STATED EXERCISE >> Filter the data below for the string "British" and copy each matching line.

Saved entries

------------

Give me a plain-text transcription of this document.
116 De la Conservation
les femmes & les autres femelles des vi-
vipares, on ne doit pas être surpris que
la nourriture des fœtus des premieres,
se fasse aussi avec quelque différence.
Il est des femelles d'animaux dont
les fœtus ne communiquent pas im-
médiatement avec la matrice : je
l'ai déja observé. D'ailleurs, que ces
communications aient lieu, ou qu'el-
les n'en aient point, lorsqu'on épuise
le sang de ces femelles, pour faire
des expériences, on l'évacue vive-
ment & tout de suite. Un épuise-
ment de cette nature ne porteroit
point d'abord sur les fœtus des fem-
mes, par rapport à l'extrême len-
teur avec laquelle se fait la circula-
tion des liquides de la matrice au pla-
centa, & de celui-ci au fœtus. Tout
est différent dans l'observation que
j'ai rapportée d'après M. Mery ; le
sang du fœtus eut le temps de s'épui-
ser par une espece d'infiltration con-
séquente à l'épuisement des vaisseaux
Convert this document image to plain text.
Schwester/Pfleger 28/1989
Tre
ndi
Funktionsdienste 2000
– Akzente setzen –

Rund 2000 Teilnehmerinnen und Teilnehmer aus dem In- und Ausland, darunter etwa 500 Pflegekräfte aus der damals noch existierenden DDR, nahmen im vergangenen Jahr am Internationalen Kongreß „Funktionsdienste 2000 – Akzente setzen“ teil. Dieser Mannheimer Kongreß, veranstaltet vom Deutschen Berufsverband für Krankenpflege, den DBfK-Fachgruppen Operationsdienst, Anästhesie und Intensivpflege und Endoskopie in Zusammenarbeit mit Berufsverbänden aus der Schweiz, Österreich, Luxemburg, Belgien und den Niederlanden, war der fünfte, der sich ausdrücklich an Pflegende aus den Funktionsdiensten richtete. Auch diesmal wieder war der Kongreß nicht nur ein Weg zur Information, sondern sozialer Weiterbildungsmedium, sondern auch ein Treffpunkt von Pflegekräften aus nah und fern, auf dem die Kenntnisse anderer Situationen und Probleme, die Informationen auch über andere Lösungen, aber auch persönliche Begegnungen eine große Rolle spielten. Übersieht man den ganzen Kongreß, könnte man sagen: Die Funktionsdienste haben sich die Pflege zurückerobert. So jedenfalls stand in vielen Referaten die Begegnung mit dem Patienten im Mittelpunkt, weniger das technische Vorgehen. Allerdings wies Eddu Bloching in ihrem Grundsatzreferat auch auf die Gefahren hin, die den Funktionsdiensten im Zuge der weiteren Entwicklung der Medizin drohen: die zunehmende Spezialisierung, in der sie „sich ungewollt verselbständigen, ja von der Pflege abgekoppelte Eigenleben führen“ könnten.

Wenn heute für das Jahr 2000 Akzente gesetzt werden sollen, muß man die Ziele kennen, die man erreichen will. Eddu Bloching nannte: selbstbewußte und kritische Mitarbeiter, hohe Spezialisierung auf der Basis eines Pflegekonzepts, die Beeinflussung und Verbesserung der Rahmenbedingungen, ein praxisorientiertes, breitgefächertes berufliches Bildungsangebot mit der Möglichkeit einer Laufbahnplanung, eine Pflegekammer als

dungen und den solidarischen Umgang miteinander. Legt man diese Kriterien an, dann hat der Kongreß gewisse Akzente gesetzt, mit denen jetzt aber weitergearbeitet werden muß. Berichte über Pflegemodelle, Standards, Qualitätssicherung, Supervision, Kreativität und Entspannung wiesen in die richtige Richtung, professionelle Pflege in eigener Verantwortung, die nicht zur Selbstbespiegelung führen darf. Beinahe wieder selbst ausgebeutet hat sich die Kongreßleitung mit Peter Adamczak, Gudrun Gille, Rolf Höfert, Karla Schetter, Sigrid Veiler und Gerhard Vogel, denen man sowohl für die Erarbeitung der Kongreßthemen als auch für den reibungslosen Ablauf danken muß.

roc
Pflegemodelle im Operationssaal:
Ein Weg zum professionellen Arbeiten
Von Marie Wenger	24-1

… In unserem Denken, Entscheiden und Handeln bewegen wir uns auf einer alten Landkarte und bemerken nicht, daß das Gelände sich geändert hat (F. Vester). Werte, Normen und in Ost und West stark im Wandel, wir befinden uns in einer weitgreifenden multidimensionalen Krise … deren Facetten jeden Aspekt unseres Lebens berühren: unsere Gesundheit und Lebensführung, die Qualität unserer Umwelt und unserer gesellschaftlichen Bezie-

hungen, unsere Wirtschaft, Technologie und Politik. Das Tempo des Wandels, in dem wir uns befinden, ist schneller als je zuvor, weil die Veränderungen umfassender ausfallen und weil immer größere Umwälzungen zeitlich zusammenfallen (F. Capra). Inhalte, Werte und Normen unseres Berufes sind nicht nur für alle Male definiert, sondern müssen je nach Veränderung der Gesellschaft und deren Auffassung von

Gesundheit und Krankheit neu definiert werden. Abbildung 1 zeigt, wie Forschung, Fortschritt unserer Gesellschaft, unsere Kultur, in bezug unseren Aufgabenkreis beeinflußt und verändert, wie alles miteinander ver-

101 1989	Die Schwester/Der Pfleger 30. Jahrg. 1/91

------------

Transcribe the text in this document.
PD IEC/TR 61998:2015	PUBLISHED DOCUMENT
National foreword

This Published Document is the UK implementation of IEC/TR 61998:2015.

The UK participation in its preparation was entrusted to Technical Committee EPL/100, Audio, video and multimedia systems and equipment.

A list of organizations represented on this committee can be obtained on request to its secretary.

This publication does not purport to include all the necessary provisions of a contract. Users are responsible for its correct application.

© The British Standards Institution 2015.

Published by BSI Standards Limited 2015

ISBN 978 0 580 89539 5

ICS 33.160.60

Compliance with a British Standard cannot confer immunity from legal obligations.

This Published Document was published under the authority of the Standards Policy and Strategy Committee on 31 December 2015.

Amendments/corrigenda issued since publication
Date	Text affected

------------

COMPLETE OUTPUT >>
© The British Standards Institution 2015.
Compliance with a British Standard cannot confer immunity from legal obligations.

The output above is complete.